The task
Do not carry the pictures over; copy every other part of the entries exactly.

Data for the task
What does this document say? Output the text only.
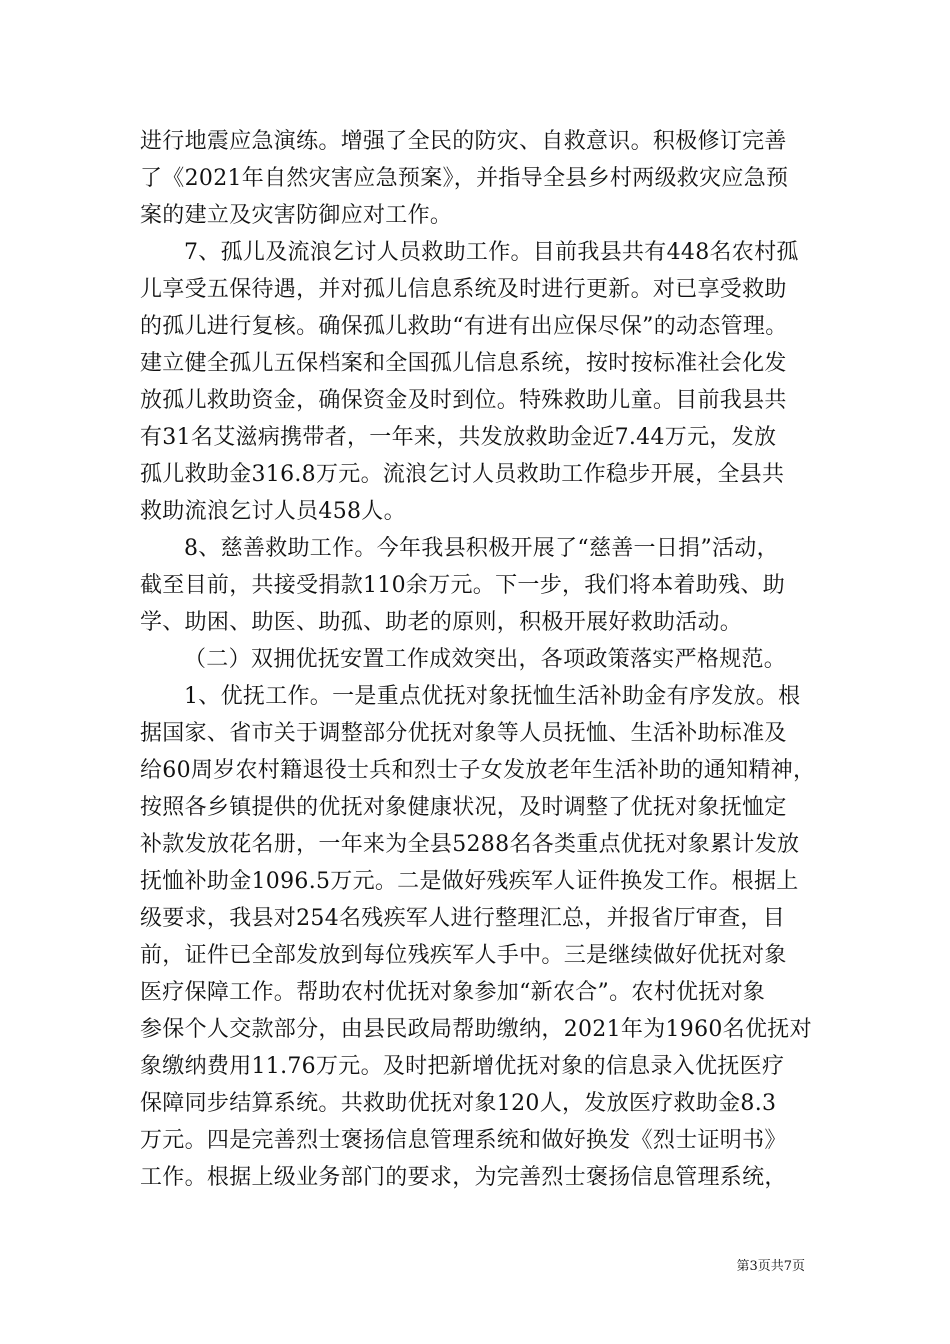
进行地震应急演练。增强了全民的防灾、自救意识。积极修订完善
了《2021年自然灾害应急预案》，并指导全县乡村两级救灾应急预
案的建立及灾害防御应对工作。
7、孤儿及流浪乞讨人员救助工作。目前我县共有448名农村孤
儿享受五保待遇，并对孤儿信息系统及时进行更新。对已享受救助
的孤儿进行复核。确保孤儿救助“有进有出应保尽保”的动态管理。
建立健全孤儿五保档案和全国孤儿信息系统，按时按标准社会化发
放孤儿救助资金，确保资金及时到位。特殊救助儿童。目前我县共
有31名艾滋病携带者，一年来，共发放救助金近7.44万元，发放
孤儿救助金316.8万元。流浪乞讨人员救助工作稳步开展，全县共
救助流浪乞讨人员458人。
8、慈善救助工作。今年我县积极开展了“慈善一日捐”活动，
截至目前，共接受捐款110余万元。下一步，我们将本着助残、助
学、助困、助医、助孤、助老的原则，积极开展好救助活动。
（二）双拥优抚安置工作成效突出，各项政策落实严格规范。
1、优抚工作。一是重点优抚对象抚恤生活补助金有序发放。根
据国家、省市关于调整部分优抚对象等人员抚恤、生活补助标准及
给60周岁农村籍退役士兵和烈士子女发放老年生活补助的通知精神，
按照各乡镇提供的优抚对象健康状况，及时调整了优抚对象抚恤定
补款发放花名册，一年来为全县5288名各类重点优抚对象累计发放
抚恤补助金1096.5万元。二是做好残疾军人证件换发工作。根据上
级要求，我县对254名残疾军人进行整理汇总，并报省厅审查，目
前，证件已全部发放到每位残疾军人手中。三是继续做好优抚对象
医疗保障工作。帮助农村优抚对象参加“新农合”。农村优抚对象
参保个人交款部分，由县民政局帮助缴纳，2021年为1960名优抚对
象缴纳费用11.76万元。及时把新增优抚对象的信息录入优抚医疗
保障同步结算系统。共救助优抚对象120人，发放医疗救助金8.3
万元。四是完善烈士褒扬信息管理系统和做好换发《烈士证明书》
工作。根据上级业务部门的要求，为完善烈士褒扬信息管理系统，
第3页共7页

Correct result
What does this document say? Output the text only.
进行地震应急演练。增强了全民的防灾、自救意识。积极修订完善
了《2021年自然灾害应急预案》，并指导全县乡村两级救灾应急预
案的建立及灾害防御应对工作。
7、孤儿及流浪乞讨人员救助工作。目前我县共有448名农村孤
儿享受五保待遇，并对孤儿信息系统及时进行更新。对已享受救助
的孤儿进行复核。确保孤儿救助“有进有出应保尽保”的动态管理。
建立健全孤儿五保档案和全国孤儿信息系统，按时按标准社会化发
放孤儿救助资金，确保资金及时到位。特殊救助儿童。目前我县共
有31名艾滋病携带者，一年来，共发放救助金近7.44万元，发放
孤儿救助金316.8万元。流浪乞讨人员救助工作稳步开展，全县共
救助流浪乞讨人员458人。
8、慈善救助工作。今年我县积极开展了“慈善一日捐”活动，
截至目前，共接受捐款110余万元。下一步，我们将本着助残、助
学、助困、助医、助孤、助老的原则，积极开展好救助活动。
（二）双拥优抚安置工作成效突出，各项政策落实严格规范。
1、优抚工作。一是重点优抚对象抚恤生活补助金有序发放。根
据国家、省市关于调整部分优抚对象等人员抚恤、生活补助标准及
给60周岁农村籍退役士兵和烈士子女发放老年生活补助的通知精神，
按照各乡镇提供的优抚对象健康状况，及时调整了优抚对象抚恤定
补款发放花名册，一年来为全县5288名各类重点优抚对象累计发放
抚恤补助金1096.5万元。二是做好残疾军人证件换发工作。根据上
级要求，我县对254名残疾军人进行整理汇总，并报省厅审查，目
前，证件已全部发放到每位残疾军人手中。三是继续做好优抚对象
医疗保障工作。帮助农村优抚对象参加“新农合”。农村优抚对象
参保个人交款部分，由县民政局帮助缴纳，2021年为1960名优抚对
象缴纳费用11.76万元。及时把新增优抚对象的信息录入优抚医疗
保障同步结算系统。共救助优抚对象120人，发放医疗救助金8.3
万元。四是完善烈士褒扬信息管理系统和做好换发《烈士证明书》
工作。根据上级业务部门的要求，为完善烈士褒扬信息管理系统，
第3页共7页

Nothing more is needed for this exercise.